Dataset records
__________________________________________________
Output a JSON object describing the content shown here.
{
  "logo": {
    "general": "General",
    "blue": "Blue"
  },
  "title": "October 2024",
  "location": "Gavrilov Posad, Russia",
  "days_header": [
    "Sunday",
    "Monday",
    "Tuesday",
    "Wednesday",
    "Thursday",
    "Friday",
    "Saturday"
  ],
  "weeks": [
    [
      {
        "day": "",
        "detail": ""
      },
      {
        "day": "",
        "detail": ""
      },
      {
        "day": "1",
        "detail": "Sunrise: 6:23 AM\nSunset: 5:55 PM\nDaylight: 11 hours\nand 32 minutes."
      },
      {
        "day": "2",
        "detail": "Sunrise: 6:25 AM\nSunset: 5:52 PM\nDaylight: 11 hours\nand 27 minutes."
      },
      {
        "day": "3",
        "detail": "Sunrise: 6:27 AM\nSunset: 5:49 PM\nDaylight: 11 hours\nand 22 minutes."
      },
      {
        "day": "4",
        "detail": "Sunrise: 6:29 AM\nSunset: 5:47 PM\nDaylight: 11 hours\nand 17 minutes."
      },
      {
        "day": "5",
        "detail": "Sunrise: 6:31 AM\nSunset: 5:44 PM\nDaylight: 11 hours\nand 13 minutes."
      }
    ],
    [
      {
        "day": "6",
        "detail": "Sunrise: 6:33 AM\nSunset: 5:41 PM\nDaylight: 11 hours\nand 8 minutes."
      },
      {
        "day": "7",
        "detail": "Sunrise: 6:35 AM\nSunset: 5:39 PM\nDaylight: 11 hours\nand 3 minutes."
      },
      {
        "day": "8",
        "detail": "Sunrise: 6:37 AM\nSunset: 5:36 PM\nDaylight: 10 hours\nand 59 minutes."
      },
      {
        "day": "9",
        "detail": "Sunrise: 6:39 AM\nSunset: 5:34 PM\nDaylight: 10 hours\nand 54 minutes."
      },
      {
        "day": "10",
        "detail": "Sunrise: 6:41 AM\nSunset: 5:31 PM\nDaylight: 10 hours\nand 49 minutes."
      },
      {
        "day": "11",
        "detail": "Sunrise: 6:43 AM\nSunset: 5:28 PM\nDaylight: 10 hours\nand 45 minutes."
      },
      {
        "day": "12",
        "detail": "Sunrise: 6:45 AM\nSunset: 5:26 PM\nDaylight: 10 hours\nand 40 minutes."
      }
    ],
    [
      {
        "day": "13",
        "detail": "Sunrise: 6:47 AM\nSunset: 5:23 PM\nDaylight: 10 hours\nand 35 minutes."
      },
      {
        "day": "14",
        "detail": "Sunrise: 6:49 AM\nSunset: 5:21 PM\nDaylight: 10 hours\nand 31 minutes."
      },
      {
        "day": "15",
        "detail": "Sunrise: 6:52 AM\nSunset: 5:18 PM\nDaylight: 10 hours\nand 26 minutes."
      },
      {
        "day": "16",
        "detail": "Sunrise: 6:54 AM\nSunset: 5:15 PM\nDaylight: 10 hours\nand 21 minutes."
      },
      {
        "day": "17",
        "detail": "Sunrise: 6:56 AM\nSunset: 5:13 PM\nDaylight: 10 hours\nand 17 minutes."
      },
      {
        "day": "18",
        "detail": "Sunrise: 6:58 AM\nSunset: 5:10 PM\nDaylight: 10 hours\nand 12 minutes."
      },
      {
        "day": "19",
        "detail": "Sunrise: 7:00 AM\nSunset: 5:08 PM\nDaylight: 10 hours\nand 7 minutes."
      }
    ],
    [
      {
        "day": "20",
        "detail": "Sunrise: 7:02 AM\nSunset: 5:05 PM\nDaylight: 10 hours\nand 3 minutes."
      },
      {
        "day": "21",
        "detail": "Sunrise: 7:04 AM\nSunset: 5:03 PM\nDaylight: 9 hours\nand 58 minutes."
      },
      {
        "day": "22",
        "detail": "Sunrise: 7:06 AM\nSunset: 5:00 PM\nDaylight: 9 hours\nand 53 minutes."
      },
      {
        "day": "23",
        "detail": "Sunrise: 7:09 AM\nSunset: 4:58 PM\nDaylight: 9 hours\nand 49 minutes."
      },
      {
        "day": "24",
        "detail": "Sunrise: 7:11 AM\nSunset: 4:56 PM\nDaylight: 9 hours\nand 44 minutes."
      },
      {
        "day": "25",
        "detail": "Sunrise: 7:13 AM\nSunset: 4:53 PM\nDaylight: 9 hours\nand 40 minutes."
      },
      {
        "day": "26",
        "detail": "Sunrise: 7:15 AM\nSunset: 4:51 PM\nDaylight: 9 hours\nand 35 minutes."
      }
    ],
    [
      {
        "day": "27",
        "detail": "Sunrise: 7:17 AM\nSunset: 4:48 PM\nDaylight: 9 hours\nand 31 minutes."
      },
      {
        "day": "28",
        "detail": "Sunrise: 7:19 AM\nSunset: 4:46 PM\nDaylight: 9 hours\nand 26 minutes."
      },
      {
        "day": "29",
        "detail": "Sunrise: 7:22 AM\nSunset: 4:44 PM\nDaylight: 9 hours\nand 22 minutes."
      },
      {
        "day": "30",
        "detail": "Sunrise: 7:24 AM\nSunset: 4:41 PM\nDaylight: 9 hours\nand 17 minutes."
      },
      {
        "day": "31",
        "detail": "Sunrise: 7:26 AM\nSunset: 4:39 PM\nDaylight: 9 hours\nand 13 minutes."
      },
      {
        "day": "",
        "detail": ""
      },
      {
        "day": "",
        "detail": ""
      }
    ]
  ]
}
__________________________________________________
* _What is required_
Repeat every record, exactly as written.

* _Answer in full_
Output a JSON object describing the content shown here.
{
  "logo": {
    "general": "General",
    "blue": "Blue"
  },
  "title": "October 2024",
  "location": "Gavrilov Posad, Russia",
  "days_header": [
    "Sunday",
    "Monday",
    "Tuesday",
    "Wednesday",
    "Thursday",
    "Friday",
    "Saturday"
  ],
  "weeks": [
    [
      {
        "day": "",
        "detail": ""
      },
      {
        "day": "",
        "detail": ""
      },
      {
        "day": "1",
        "detail": "Sunrise: 6:23 AM\nSunset: 5:55 PM\nDaylight: 11 hours\nand 32 minutes."
      },
      {
        "day": "2",
        "detail": "Sunrise: 6:25 AM\nSunset: 5:52 PM\nDaylight: 11 hours\nand 27 minutes."
      },
      {
        "day": "3",
        "detail": "Sunrise: 6:27 AM\nSunset: 5:49 PM\nDaylight: 11 hours\nand 22 minutes."
      },
      {
        "day": "4",
        "detail": "Sunrise: 6:29 AM\nSunset: 5:47 PM\nDaylight: 11 hours\nand 17 minutes."
      },
      {
        "day": "5",
        "detail": "Sunrise: 6:31 AM\nSunset: 5:44 PM\nDaylight: 11 hours\nand 13 minutes."
      }
    ],
    [
      {
        "day": "6",
        "detail": "Sunrise: 6:33 AM\nSunset: 5:41 PM\nDaylight: 11 hours\nand 8 minutes."
      },
      {
        "day": "7",
        "detail": "Sunrise: 6:35 AM\nSunset: 5:39 PM\nDaylight: 11 hours\nand 3 minutes."
      },
      {
        "day": "8",
        "detail": "Sunrise: 6:37 AM\nSunset: 5:36 PM\nDaylight: 10 hours\nand 59 minutes."
      },
      {
        "day": "9",
        "detail": "Sunrise: 6:39 AM\nSunset: 5:34 PM\nDaylight: 10 hours\nand 54 minutes."
      },
      {
        "day": "10",
        "detail": "Sunrise: 6:41 AM\nSunset: 5:31 PM\nDaylight: 10 hours\nand 49 minutes."
      },
      {
        "day": "11",
        "detail": "Sunrise: 6:43 AM\nSunset: 5:28 PM\nDaylight: 10 hours\nand 45 minutes."
      },
      {
        "day": "12",
        "detail": "Sunrise: 6:45 AM\nSunset: 5:26 PM\nDaylight: 10 hours\nand 40 minutes."
      }
    ],
    [
      {
        "day": "13",
        "detail": "Sunrise: 6:47 AM\nSunset: 5:23 PM\nDaylight: 10 hours\nand 35 minutes."
      },
      {
        "day": "14",
        "detail": "Sunrise: 6:49 AM\nSunset: 5:21 PM\nDaylight: 10 hours\nand 31 minutes."
      },
      {
        "day": "15",
        "detail": "Sunrise: 6:52 AM\nSunset: 5:18 PM\nDaylight: 10 hours\nand 26 minutes."
      },
      {
        "day": "16",
        "detail": "Sunrise: 6:54 AM\nSunset: 5:15 PM\nDaylight: 10 hours\nand 21 minutes."
      },
      {
        "day": "17",
        "detail": "Sunrise: 6:56 AM\nSunset: 5:13 PM\nDaylight: 10 hours\nand 17 minutes."
      },
      {
        "day": "18",
        "detail": "Sunrise: 6:58 AM\nSunset: 5:10 PM\nDaylight: 10 hours\nand 12 minutes."
      },
      {
        "day": "19",
        "detail": "Sunrise: 7:00 AM\nSunset: 5:08 PM\nDaylight: 10 hours\nand 7 minutes."
      }
    ],
    [
      {
        "day": "20",
        "detail": "Sunrise: 7:02 AM\nSunset: 5:05 PM\nDaylight: 10 hours\nand 3 minutes."
      },
      {
        "day": "21",
        "detail": "Sunrise: 7:04 AM\nSunset: 5:03 PM\nDaylight: 9 hours\nand 58 minutes."
      },
      {
        "day": "22",
        "detail": "Sunrise: 7:06 AM\nSunset: 5:00 PM\nDaylight: 9 hours\nand 53 minutes."
      },
      {
        "day": "23",
        "detail": "Sunrise: 7:09 AM\nSunset: 4:58 PM\nDaylight: 9 hours\nand 49 minutes."
      },
      {
        "day": "24",
        "detail": "Sunrise: 7:11 AM\nSunset: 4:56 PM\nDaylight: 9 hours\nand 44 minutes."
      },
      {
        "day": "25",
        "detail": "Sunrise: 7:13 AM\nSunset: 4:53 PM\nDaylight: 9 hours\nand 40 minutes."
      },
      {
        "day": "26",
        "detail": "Sunrise: 7:15 AM\nSunset: 4:51 PM\nDaylight: 9 hours\nand 35 minutes."
      }
    ],
    [
      {
        "day": "27",
        "detail": "Sunrise: 7:17 AM\nSunset: 4:48 PM\nDaylight: 9 hours\nand 31 minutes."
      },
      {
        "day": "28",
        "detail": "Sunrise: 7:19 AM\nSunset: 4:46 PM\nDaylight: 9 hours\nand 26 minutes."
      },
      {
        "day": "29",
        "detail": "Sunrise: 7:22 AM\nSunset: 4:44 PM\nDaylight: 9 hours\nand 22 minutes."
      },
      {
        "day": "30",
        "detail": "Sunrise: 7:24 AM\nSunset: 4:41 PM\nDaylight: 9 hours\nand 17 minutes."
      },
      {
        "day": "31",
        "detail": "Sunrise: 7:26 AM\nSunset: 4:39 PM\nDaylight: 9 hours\nand 13 minutes."
      },
      {
        "day": "",
        "detail": ""
      },
      {
        "day": "",
        "detail": ""
      }
    ]
  ]
}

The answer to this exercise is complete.